Records supplied:
◇ ◇ ◇ ◇ ◇
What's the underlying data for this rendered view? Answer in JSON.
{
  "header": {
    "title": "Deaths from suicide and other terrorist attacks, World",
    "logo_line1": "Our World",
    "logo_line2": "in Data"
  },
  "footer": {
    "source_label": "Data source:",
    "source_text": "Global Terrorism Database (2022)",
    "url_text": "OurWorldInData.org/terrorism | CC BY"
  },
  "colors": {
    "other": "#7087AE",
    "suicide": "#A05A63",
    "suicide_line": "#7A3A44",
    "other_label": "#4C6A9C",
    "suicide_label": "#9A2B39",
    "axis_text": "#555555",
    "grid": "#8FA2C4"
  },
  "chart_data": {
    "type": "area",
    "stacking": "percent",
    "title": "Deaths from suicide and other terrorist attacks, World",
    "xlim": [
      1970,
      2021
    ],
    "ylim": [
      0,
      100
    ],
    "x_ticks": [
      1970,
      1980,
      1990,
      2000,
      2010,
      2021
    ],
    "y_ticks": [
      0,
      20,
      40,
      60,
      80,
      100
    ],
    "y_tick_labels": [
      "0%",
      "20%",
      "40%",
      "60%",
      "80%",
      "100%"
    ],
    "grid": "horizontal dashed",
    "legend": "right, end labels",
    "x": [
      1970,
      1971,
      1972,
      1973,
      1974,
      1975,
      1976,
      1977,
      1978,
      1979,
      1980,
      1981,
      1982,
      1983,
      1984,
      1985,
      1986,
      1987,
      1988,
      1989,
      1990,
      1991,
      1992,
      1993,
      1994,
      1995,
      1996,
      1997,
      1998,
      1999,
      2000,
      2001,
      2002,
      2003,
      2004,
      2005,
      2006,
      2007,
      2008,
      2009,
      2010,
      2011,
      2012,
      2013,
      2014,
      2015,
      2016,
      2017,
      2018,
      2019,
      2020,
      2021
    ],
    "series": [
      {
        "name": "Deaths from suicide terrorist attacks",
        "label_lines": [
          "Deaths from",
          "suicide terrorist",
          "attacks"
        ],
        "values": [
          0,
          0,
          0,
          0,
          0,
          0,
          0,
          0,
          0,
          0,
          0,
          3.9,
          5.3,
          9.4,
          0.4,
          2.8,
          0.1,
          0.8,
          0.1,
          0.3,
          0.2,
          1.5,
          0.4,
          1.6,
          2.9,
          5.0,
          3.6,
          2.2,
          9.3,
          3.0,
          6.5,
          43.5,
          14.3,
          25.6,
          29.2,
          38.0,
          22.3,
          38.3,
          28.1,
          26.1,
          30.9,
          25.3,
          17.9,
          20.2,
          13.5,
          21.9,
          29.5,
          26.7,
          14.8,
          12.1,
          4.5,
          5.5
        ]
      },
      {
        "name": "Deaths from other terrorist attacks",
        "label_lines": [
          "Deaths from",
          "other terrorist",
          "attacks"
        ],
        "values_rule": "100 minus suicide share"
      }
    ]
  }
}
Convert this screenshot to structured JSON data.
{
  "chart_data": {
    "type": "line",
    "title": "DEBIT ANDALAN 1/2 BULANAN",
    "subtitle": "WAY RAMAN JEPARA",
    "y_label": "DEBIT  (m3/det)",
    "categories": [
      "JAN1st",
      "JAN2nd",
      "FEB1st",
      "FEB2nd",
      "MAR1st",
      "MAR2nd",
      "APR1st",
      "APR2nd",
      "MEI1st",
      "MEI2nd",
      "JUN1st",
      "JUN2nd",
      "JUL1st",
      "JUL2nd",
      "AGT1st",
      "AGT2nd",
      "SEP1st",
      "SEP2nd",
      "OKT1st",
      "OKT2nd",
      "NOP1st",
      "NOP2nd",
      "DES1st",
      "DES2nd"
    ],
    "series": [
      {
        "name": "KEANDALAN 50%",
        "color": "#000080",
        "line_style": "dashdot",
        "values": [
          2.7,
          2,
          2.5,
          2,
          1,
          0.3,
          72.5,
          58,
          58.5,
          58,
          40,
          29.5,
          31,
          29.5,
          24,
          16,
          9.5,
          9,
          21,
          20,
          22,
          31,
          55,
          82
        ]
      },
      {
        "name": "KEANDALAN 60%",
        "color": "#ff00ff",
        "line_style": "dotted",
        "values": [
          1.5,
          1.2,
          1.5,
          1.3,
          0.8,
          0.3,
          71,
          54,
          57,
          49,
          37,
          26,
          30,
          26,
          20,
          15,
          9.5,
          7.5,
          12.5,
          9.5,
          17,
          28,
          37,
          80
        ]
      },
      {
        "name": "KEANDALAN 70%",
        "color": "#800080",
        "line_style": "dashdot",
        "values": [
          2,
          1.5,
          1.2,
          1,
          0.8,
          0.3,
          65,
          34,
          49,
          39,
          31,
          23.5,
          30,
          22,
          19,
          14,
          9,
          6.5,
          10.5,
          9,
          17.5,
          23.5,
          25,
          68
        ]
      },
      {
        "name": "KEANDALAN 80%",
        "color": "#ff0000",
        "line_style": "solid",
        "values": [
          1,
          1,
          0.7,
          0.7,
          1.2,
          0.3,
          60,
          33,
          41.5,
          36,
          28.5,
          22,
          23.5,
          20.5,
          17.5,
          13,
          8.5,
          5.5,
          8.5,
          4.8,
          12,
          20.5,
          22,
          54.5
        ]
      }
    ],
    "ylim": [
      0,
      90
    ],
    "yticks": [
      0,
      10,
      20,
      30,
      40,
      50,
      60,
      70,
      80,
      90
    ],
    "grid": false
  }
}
◇ ◇ ◇ ◇ ◇
Set task: Transcribe the data above in full, exactly.

Exercise answer:
What's the underlying data for this rendered view? Answer in JSON.
{
  "header": {
    "title": "Deaths from suicide and other terrorist attacks, World",
    "logo_line1": "Our World",
    "logo_line2": "in Data"
  },
  "footer": {
    "source_label": "Data source:",
    "source_text": "Global Terrorism Database (2022)",
    "url_text": "OurWorldInData.org/terrorism | CC BY"
  },
  "colors": {
    "other": "#7087AE",
    "suicide": "#A05A63",
    "suicide_line": "#7A3A44",
    "other_label": "#4C6A9C",
    "suicide_label": "#9A2B39",
    "axis_text": "#555555",
    "grid": "#8FA2C4"
  },
  "chart_data": {
    "type": "area",
    "stacking": "percent",
    "title": "Deaths from suicide and other terrorist attacks, World",
    "xlim": [
      1970,
      2021
    ],
    "ylim": [
      0,
      100
    ],
    "x_ticks": [
      1970,
      1980,
      1990,
      2000,
      2010,
      2021
    ],
    "y_ticks": [
      0,
      20,
      40,
      60,
      80,
      100
    ],
    "y_tick_labels": [
      "0%",
      "20%",
      "40%",
      "60%",
      "80%",
      "100%"
    ],
    "grid": "horizontal dashed",
    "legend": "right, end labels",
    "x": [
      1970,
      1971,
      1972,
      1973,
      1974,
      1975,
      1976,
      1977,
      1978,
      1979,
      1980,
      1981,
      1982,
      1983,
      1984,
      1985,
      1986,
      1987,
      1988,
      1989,
      1990,
      1991,
      1992,
      1993,
      1994,
      1995,
      1996,
      1997,
      1998,
      1999,
      2000,
      2001,
      2002,
      2003,
      2004,
      2005,
      2006,
      2007,
      2008,
      2009,
      2010,
      2011,
      2012,
      2013,
      2014,
      2015,
      2016,
      2017,
      2018,
      2019,
      2020,
      2021
    ],
    "series": [
      {
        "name": "Deaths from suicide terrorist attacks",
        "label_lines": [
          "Deaths from",
          "suicide terrorist",
          "attacks"
        ],
        "values": [
          0,
          0,
          0,
          0,
          0,
          0,
          0,
          0,
          0,
          0,
          0,
          3.9,
          5.3,
          9.4,
          0.4,
          2.8,
          0.1,
          0.8,
          0.1,
          0.3,
          0.2,
          1.5,
          0.4,
          1.6,
          2.9,
          5.0,
          3.6,
          2.2,
          9.3,
          3.0,
          6.5,
          43.5,
          14.3,
          25.6,
          29.2,
          38.0,
          22.3,
          38.3,
          28.1,
          26.1,
          30.9,
          25.3,
          17.9,
          20.2,
          13.5,
          21.9,
          29.5,
          26.7,
          14.8,
          12.1,
          4.5,
          5.5
        ]
      },
      {
        "name": "Deaths from other terrorist attacks",
        "label_lines": [
          "Deaths from",
          "other terrorist",
          "attacks"
        ],
        "values_rule": "100 minus suicide share"
      }
    ]
  }
}
Convert this screenshot to structured JSON data.
{
  "chart_data": {
    "type": "line",
    "title": "DEBIT ANDALAN 1/2 BULANAN",
    "subtitle": "WAY RAMAN JEPARA",
    "y_label": "DEBIT  (m3/det)",
    "categories": [
      "JAN1st",
      "JAN2nd",
      "FEB1st",
      "FEB2nd",
      "MAR1st",
      "MAR2nd",
      "APR1st",
      "APR2nd",
      "MEI1st",
      "MEI2nd",
      "JUN1st",
      "JUN2nd",
      "JUL1st",
      "JUL2nd",
      "AGT1st",
      "AGT2nd",
      "SEP1st",
      "SEP2nd",
      "OKT1st",
      "OKT2nd",
      "NOP1st",
      "NOP2nd",
      "DES1st",
      "DES2nd"
    ],
    "series": [
      {
        "name": "KEANDALAN 50%",
        "color": "#000080",
        "line_style": "dashdot",
        "values": [
          2.7,
          2,
          2.5,
          2,
          1,
          0.3,
          72.5,
          58,
          58.5,
          58,
          40,
          29.5,
          31,
          29.5,
          24,
          16,
          9.5,
          9,
          21,
          20,
          22,
          31,
          55,
          82
        ]
      },
      {
        "name": "KEANDALAN 60%",
        "color": "#ff00ff",
        "line_style": "dotted",
        "values": [
          1.5,
          1.2,
          1.5,
          1.3,
          0.8,
          0.3,
          71,
          54,
          57,
          49,
          37,
          26,
          30,
          26,
          20,
          15,
          9.5,
          7.5,
          12.5,
          9.5,
          17,
          28,
          37,
          80
        ]
      },
      {
        "name": "KEANDALAN 70%",
        "color": "#800080",
        "line_style": "dashdot",
        "values": [
          2,
          1.5,
          1.2,
          1,
          0.8,
          0.3,
          65,
          34,
          49,
          39,
          31,
          23.5,
          30,
          22,
          19,
          14,
          9,
          6.5,
          10.5,
          9,
          17.5,
          23.5,
          25,
          68
        ]
      },
      {
        "name": "KEANDALAN 80%",
        "color": "#ff0000",
        "line_style": "solid",
        "values": [
          1,
          1,
          0.7,
          0.7,
          1.2,
          0.3,
          60,
          33,
          41.5,
          36,
          28.5,
          22,
          23.5,
          20.5,
          17.5,
          13,
          8.5,
          5.5,
          8.5,
          4.8,
          12,
          20.5,
          22,
          54.5
        ]
      }
    ],
    "ylim": [
      0,
      90
    ],
    "yticks": [
      0,
      10,
      20,
      30,
      40,
      50,
      60,
      70,
      80,
      90
    ],
    "grid": false
  }
}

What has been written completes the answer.